**PROBLEM TO SOLVE**
Which lines of the records contain "tewerkstellingsaanvragen"? Collect every one of them.

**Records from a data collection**
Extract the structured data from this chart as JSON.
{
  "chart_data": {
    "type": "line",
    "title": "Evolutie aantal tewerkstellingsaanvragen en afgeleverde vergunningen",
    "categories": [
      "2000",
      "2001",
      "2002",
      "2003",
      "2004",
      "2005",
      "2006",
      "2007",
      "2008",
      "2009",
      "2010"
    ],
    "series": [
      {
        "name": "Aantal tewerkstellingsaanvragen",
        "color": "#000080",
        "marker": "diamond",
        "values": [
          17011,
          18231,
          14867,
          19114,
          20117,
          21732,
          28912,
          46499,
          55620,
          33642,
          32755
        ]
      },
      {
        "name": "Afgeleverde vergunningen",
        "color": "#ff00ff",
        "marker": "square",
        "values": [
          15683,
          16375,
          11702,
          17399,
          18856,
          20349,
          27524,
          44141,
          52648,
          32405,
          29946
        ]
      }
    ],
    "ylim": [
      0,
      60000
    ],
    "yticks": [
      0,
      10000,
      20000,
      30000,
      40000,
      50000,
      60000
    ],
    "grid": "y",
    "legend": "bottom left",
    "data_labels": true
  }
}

**THE REPLY**
    "title": "Evolutie aantal tewerkstellingsaanvragen en afgeleverde vergunningen",
        "name": "Aantal tewerkstellingsaanvragen",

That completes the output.